DESCRIPTION OF THE TASK — Whenever a line contains the string "icon", copy it out of the entries.

ENTRIES PROVIDED —
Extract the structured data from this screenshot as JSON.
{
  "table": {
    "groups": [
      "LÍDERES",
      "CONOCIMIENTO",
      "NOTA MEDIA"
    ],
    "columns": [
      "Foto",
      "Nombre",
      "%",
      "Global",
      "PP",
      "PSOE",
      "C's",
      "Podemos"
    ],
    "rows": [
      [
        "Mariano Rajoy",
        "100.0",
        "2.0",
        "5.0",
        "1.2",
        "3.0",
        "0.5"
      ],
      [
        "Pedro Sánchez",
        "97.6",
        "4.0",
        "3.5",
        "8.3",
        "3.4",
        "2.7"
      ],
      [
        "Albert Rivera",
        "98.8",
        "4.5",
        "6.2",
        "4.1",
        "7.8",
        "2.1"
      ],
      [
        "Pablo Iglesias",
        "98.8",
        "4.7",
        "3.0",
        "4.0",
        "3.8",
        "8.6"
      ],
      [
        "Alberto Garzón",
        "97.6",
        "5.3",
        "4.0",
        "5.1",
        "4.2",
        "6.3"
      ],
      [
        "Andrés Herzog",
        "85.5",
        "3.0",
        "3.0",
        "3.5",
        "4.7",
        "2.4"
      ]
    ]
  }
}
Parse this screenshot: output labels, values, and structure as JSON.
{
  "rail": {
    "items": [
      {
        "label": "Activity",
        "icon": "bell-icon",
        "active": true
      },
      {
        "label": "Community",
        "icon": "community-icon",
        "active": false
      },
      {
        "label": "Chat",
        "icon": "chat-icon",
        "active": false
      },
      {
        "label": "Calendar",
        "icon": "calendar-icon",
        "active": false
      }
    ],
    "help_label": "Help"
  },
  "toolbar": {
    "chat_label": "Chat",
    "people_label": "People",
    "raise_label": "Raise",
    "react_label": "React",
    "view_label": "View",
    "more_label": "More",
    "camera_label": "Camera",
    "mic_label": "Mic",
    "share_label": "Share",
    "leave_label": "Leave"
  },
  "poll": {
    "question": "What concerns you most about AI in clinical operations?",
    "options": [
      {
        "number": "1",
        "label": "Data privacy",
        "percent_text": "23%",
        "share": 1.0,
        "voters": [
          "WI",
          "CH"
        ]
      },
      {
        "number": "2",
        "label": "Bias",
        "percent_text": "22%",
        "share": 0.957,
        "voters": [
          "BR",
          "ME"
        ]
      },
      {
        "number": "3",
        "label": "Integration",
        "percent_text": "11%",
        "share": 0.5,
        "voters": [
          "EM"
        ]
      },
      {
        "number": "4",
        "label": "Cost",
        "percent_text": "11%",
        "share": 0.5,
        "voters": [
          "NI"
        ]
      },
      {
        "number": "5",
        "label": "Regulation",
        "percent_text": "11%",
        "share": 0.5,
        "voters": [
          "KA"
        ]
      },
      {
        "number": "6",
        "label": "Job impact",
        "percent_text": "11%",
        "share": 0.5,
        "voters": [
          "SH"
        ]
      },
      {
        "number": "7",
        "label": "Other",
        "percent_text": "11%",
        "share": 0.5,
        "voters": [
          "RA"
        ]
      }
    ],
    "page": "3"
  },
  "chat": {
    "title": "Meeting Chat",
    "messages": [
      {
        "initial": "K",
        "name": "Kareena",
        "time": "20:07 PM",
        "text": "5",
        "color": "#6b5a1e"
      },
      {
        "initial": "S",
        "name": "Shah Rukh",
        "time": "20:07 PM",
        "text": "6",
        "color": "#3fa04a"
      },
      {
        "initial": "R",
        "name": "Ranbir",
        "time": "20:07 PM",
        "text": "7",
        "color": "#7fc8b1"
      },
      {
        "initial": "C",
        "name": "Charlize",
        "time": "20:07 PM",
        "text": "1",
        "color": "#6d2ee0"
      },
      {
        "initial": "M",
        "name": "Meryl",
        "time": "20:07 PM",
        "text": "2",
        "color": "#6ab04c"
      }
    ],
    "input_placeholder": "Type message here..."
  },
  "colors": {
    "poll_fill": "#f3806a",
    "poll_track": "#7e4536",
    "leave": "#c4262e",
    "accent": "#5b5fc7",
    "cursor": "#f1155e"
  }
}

OUTPUT FOR THIS EXERCISE —
        "icon": "bell-icon",
        "icon": "community-icon",
        "icon": "chat-icon",
        "icon": "calendar-icon",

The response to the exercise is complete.